→ **What this task involves**
Copy out all lines in the data below containing the string "charge".

==================================================

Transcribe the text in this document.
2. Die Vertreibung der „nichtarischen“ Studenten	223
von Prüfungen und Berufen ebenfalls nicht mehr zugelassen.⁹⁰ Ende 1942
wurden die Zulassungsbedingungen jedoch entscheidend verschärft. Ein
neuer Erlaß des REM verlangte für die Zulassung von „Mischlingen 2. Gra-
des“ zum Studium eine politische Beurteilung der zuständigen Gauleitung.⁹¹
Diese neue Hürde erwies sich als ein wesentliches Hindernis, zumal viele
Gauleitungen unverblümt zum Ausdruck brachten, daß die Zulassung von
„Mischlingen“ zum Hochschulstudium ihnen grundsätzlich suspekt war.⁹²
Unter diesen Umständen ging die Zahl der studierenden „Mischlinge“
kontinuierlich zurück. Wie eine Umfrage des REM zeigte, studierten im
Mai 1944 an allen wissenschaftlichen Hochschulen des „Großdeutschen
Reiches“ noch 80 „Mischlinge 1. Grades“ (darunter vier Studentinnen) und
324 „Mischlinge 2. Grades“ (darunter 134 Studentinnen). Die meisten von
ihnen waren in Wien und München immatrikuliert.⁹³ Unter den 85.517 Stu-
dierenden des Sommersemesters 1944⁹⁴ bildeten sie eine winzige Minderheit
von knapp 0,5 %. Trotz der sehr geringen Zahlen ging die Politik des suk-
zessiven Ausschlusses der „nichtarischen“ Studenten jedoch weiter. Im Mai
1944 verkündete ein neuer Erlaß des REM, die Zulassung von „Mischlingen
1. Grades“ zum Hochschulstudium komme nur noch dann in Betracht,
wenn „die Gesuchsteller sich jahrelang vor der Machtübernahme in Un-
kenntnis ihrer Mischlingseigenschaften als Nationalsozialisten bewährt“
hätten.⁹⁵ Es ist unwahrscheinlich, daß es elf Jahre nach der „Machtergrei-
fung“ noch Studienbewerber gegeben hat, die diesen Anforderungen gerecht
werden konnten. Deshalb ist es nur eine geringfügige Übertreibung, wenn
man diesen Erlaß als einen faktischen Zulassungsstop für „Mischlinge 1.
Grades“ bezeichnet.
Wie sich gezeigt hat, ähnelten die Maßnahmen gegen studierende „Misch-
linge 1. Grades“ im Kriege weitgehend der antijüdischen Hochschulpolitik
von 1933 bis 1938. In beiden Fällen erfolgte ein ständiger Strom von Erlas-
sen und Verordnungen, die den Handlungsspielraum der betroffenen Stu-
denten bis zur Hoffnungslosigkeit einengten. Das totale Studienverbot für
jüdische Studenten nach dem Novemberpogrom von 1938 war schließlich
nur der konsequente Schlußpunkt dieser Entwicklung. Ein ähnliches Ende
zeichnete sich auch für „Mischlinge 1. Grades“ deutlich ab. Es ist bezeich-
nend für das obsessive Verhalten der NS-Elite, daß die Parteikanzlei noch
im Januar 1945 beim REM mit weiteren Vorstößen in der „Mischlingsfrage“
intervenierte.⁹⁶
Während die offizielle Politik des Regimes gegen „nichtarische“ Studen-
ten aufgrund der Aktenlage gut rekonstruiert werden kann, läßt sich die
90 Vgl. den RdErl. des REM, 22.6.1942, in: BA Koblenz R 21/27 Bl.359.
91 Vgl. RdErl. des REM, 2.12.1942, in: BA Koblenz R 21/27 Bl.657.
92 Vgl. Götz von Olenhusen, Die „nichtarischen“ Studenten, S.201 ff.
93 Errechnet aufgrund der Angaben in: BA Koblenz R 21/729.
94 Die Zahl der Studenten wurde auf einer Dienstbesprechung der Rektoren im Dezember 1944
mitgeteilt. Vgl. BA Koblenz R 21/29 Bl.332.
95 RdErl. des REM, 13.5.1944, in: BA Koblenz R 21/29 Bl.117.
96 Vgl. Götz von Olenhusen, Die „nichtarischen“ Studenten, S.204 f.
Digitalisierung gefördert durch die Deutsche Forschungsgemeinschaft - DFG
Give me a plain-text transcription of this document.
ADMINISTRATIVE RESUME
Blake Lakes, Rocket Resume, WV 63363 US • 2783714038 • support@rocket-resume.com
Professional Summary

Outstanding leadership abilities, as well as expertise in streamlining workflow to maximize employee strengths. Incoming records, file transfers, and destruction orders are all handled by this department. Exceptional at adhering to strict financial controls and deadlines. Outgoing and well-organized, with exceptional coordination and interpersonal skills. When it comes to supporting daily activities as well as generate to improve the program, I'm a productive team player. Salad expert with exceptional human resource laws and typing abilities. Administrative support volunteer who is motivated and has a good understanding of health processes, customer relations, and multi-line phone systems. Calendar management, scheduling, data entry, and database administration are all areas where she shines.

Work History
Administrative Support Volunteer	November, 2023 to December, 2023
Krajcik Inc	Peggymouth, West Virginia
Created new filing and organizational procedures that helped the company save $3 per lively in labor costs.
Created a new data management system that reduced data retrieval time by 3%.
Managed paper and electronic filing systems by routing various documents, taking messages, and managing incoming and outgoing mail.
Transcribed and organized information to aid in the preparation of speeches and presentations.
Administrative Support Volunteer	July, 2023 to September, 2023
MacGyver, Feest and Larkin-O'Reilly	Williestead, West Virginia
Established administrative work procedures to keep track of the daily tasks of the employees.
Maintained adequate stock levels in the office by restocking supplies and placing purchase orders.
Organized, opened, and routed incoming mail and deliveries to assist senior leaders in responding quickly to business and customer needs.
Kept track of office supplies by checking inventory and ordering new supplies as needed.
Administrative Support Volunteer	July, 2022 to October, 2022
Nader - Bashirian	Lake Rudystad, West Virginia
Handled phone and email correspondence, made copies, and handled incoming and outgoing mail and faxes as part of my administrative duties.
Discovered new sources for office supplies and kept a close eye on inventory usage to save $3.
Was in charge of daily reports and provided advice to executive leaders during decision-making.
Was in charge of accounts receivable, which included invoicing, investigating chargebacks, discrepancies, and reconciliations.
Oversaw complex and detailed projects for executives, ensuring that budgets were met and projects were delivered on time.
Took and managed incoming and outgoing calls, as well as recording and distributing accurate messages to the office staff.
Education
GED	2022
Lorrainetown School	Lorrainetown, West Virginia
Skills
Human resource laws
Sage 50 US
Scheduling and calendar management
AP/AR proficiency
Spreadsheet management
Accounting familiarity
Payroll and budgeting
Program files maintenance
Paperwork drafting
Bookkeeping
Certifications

==================================================

→ **Answer to this exercise**
Was in charge of daily reports and provided advice to executive leaders during decision-making.
Was in charge of accounts receivable, which included invoicing, investigating chargebacks, discrepancies, and reconciliations.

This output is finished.